— Data listing —
>>>

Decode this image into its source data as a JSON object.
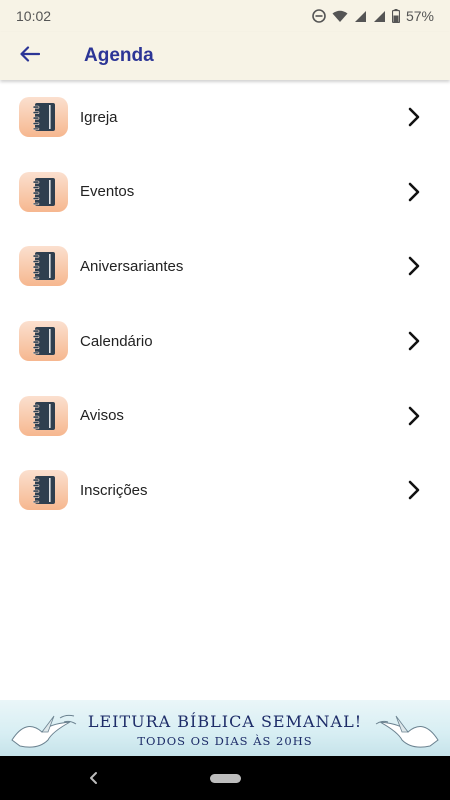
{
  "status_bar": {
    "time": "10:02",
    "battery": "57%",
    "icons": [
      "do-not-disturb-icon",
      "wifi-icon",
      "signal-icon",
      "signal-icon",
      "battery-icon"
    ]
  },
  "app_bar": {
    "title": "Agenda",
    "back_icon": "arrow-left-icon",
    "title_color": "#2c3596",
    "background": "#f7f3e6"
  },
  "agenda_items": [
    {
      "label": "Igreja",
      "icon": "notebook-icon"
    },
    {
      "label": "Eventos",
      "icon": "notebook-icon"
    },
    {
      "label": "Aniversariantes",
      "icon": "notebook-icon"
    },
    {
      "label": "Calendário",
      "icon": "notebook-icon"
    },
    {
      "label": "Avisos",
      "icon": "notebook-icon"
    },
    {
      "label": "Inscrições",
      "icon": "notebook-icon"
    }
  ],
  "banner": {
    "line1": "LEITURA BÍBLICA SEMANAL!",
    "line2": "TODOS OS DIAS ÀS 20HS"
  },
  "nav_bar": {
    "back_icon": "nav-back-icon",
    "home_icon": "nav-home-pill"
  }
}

<<<

— Aim —
Transcribe every line from the records above without alteration, and leave out the images.

— Solution for this exercise —
Decode this image into its source data as a JSON object.
{
  "status_bar": {
    "time": "10:02",
    "battery": "57%",
    "icons": [
      "do-not-disturb-icon",
      "wifi-icon",
      "signal-icon",
      "signal-icon",
      "battery-icon"
    ]
  },
  "app_bar": {
    "title": "Agenda",
    "back_icon": "arrow-left-icon",
    "title_color": "#2c3596",
    "background": "#f7f3e6"
  },
  "agenda_items": [
    {
      "label": "Igreja",
      "icon": "notebook-icon"
    },
    {
      "label": "Eventos",
      "icon": "notebook-icon"
    },
    {
      "label": "Aniversariantes",
      "icon": "notebook-icon"
    },
    {
      "label": "Calendário",
      "icon": "notebook-icon"
    },
    {
      "label": "Avisos",
      "icon": "notebook-icon"
    },
    {
      "label": "Inscrições",
      "icon": "notebook-icon"
    }
  ],
  "banner": {
    "line1": "LEITURA BÍBLICA SEMANAL!",
    "line2": "TODOS OS DIAS ÀS 20HS"
  },
  "nav_bar": {
    "back_icon": "nav-back-icon",
    "home_icon": "nav-home-pill"
  }
}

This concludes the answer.